● PROBLEM STATEMENT
Repeat the data verbatim.

● MATERIALS PROVIDED
• • •
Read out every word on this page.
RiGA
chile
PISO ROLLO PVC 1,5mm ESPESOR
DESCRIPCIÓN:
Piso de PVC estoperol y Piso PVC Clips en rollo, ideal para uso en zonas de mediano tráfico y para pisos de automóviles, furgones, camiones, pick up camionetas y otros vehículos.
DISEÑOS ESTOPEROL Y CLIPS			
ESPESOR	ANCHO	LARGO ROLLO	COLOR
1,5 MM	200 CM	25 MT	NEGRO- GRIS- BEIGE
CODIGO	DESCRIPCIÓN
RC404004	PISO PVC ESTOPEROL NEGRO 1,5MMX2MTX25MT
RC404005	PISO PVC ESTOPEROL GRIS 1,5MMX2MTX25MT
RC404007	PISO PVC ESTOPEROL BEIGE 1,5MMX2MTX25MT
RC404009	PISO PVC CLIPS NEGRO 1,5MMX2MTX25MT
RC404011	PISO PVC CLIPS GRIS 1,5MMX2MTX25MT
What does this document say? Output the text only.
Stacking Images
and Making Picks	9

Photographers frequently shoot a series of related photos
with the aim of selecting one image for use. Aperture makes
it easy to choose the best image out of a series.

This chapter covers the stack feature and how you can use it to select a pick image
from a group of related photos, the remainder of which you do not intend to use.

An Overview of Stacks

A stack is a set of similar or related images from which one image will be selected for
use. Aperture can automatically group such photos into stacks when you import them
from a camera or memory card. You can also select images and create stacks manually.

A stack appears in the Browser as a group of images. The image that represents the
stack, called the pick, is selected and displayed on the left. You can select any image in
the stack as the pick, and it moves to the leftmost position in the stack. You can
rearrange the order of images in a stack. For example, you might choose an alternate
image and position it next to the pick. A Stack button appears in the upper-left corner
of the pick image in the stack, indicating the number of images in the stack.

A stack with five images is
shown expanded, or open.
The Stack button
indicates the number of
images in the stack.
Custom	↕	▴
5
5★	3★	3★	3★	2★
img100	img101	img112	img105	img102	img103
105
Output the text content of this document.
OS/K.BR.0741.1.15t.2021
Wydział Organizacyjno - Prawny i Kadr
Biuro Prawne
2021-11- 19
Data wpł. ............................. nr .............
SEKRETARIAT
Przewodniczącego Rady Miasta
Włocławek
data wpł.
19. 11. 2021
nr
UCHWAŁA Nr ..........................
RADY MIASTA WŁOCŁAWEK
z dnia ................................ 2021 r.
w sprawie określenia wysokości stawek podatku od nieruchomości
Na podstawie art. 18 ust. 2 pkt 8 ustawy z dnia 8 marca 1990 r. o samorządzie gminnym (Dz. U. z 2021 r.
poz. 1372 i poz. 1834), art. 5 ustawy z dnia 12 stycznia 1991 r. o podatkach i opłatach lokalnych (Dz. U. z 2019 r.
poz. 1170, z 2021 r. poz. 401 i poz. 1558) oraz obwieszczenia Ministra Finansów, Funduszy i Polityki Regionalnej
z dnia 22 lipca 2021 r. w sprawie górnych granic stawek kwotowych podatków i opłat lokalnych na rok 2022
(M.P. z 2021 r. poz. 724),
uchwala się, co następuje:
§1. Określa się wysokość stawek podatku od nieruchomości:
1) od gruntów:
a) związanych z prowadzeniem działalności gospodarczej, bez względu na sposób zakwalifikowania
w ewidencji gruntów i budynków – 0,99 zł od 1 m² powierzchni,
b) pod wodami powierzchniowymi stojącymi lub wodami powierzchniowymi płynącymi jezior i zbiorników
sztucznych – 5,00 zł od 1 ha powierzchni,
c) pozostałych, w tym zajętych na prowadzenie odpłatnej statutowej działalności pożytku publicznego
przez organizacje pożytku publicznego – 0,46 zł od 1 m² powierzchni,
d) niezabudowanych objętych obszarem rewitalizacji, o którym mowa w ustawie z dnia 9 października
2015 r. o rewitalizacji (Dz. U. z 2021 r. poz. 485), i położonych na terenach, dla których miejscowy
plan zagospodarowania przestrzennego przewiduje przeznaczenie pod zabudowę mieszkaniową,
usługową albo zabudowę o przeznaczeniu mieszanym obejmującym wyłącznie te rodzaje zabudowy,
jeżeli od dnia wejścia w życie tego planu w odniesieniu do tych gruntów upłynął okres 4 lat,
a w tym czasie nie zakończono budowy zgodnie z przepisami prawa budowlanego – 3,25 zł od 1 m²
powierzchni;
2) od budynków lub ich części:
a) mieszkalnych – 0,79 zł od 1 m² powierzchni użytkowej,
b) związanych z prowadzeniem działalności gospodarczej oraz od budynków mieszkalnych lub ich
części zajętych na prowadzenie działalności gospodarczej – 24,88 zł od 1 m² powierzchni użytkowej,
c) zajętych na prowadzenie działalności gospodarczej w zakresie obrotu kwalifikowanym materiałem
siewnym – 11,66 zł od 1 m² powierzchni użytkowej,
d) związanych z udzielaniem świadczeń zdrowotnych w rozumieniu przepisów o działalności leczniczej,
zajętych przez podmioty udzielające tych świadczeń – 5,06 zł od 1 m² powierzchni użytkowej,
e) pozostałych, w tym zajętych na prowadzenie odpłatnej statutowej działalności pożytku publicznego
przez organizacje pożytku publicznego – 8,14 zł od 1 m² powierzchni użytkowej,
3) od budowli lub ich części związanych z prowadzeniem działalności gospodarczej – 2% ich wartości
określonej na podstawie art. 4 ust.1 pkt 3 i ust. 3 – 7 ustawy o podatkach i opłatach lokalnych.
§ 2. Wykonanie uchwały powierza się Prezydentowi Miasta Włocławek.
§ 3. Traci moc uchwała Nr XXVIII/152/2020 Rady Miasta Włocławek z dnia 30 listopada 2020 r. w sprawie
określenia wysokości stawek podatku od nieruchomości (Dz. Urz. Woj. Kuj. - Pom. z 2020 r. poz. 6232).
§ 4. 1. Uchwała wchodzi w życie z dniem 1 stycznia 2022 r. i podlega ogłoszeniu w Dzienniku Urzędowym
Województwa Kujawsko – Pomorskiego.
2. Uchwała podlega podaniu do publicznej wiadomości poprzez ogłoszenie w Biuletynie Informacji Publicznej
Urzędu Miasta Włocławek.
• • •
● CORRECT OUTPUT
Read out every word on this page.
RiGA
chile
PISO ROLLO PVC 1,5mm ESPESOR
DESCRIPCIÓN:
Piso de PVC estoperol y Piso PVC Clips en rollo, ideal para uso en zonas de mediano tráfico y para pisos de automóviles, furgones, camiones, pick up camionetas y otros vehículos.
DISEÑOS ESTOPEROL Y CLIPS			
ESPESOR	ANCHO	LARGO ROLLO	COLOR
1,5 MM	200 CM	25 MT	NEGRO- GRIS- BEIGE
CODIGO	DESCRIPCIÓN
RC404004	PISO PVC ESTOPEROL NEGRO 1,5MMX2MTX25MT
RC404005	PISO PVC ESTOPEROL GRIS 1,5MMX2MTX25MT
RC404007	PISO PVC ESTOPEROL BEIGE 1,5MMX2MTX25MT
RC404009	PISO PVC CLIPS NEGRO 1,5MMX2MTX25MT
RC404011	PISO PVC CLIPS GRIS 1,5MMX2MTX25MT
What does this document say? Output the text only.
Stacking Images
and Making Picks	9

Photographers frequently shoot a series of related photos
with the aim of selecting one image for use. Aperture makes
it easy to choose the best image out of a series.

This chapter covers the stack feature and how you can use it to select a pick image
from a group of related photos, the remainder of which you do not intend to use.

An Overview of Stacks

A stack is a set of similar or related images from which one image will be selected for
use. Aperture can automatically group such photos into stacks when you import them
from a camera or memory card. You can also select images and create stacks manually.

A stack appears in the Browser as a group of images. The image that represents the
stack, called the pick, is selected and displayed on the left. You can select any image in
the stack as the pick, and it moves to the leftmost position in the stack. You can
rearrange the order of images in a stack. For example, you might choose an alternate
image and position it next to the pick. A Stack button appears in the upper-left corner
of the pick image in the stack, indicating the number of images in the stack.

A stack with five images is
shown expanded, or open.
The Stack button
indicates the number of
images in the stack.
Custom	↕	▴
5
5★	3★	3★	3★	2★
img100	img101	img112	img105	img102	img103
105
Output the text content of this document.
OS/K.BR.0741.1.15t.2021
Wydział Organizacyjno - Prawny i Kadr
Biuro Prawne
2021-11- 19
Data wpł. ............................. nr .............
SEKRETARIAT
Przewodniczącego Rady Miasta
Włocławek
data wpł.
19. 11. 2021
nr
UCHWAŁA Nr ..........................
RADY MIASTA WŁOCŁAWEK
z dnia ................................ 2021 r.
w sprawie określenia wysokości stawek podatku od nieruchomości
Na podstawie art. 18 ust. 2 pkt 8 ustawy z dnia 8 marca 1990 r. o samorządzie gminnym (Dz. U. z 2021 r.
poz. 1372 i poz. 1834), art. 5 ustawy z dnia 12 stycznia 1991 r. o podatkach i opłatach lokalnych (Dz. U. z 2019 r.
poz. 1170, z 2021 r. poz. 401 i poz. 1558) oraz obwieszczenia Ministra Finansów, Funduszy i Polityki Regionalnej
z dnia 22 lipca 2021 r. w sprawie górnych granic stawek kwotowych podatków i opłat lokalnych na rok 2022
(M.P. z 2021 r. poz. 724),
uchwala się, co następuje:
§1. Określa się wysokość stawek podatku od nieruchomości:
1) od gruntów:
a) związanych z prowadzeniem działalności gospodarczej, bez względu na sposób zakwalifikowania
w ewidencji gruntów i budynków – 0,99 zł od 1 m² powierzchni,
b) pod wodami powierzchniowymi stojącymi lub wodami powierzchniowymi płynącymi jezior i zbiorników
sztucznych – 5,00 zł od 1 ha powierzchni,
c) pozostałych, w tym zajętych na prowadzenie odpłatnej statutowej działalności pożytku publicznego
przez organizacje pożytku publicznego – 0,46 zł od 1 m² powierzchni,
d) niezabudowanych objętych obszarem rewitalizacji, o którym mowa w ustawie z dnia 9 października
2015 r. o rewitalizacji (Dz. U. z 2021 r. poz. 485), i położonych na terenach, dla których miejscowy
plan zagospodarowania przestrzennego przewiduje przeznaczenie pod zabudowę mieszkaniową,
usługową albo zabudowę o przeznaczeniu mieszanym obejmującym wyłącznie te rodzaje zabudowy,
jeżeli od dnia wejścia w życie tego planu w odniesieniu do tych gruntów upłynął okres 4 lat,
a w tym czasie nie zakończono budowy zgodnie z przepisami prawa budowlanego – 3,25 zł od 1 m²
powierzchni;
2) od budynków lub ich części:
a) mieszkalnych – 0,79 zł od 1 m² powierzchni użytkowej,
b) związanych z prowadzeniem działalności gospodarczej oraz od budynków mieszkalnych lub ich
części zajętych na prowadzenie działalności gospodarczej – 24,88 zł od 1 m² powierzchni użytkowej,
c) zajętych na prowadzenie działalności gospodarczej w zakresie obrotu kwalifikowanym materiałem
siewnym – 11,66 zł od 1 m² powierzchni użytkowej,
d) związanych z udzielaniem świadczeń zdrowotnych w rozumieniu przepisów o działalności leczniczej,
zajętych przez podmioty udzielające tych świadczeń – 5,06 zł od 1 m² powierzchni użytkowej,
e) pozostałych, w tym zajętych na prowadzenie odpłatnej statutowej działalności pożytku publicznego
przez organizacje pożytku publicznego – 8,14 zł od 1 m² powierzchni użytkowej,
3) od budowli lub ich części związanych z prowadzeniem działalności gospodarczej – 2% ich wartości
określonej na podstawie art. 4 ust.1 pkt 3 i ust. 3 – 7 ustawy o podatkach i opłatach lokalnych.
§ 2. Wykonanie uchwały powierza się Prezydentowi Miasta Włocławek.
§ 3. Traci moc uchwała Nr XXVIII/152/2020 Rady Miasta Włocławek z dnia 30 listopada 2020 r. w sprawie
określenia wysokości stawek podatku od nieruchomości (Dz. Urz. Woj. Kuj. - Pom. z 2020 r. poz. 6232).
§ 4. 1. Uchwała wchodzi w życie z dniem 1 stycznia 2022 r. i podlega ogłoszeniu w Dzienniku Urzędowym
Województwa Kujawsko – Pomorskiego.
2. Uchwała podlega podaniu do publicznej wiadomości poprzez ogłoszenie w Biuletynie Informacji Publicznej
Urzędu Miasta Włocławek.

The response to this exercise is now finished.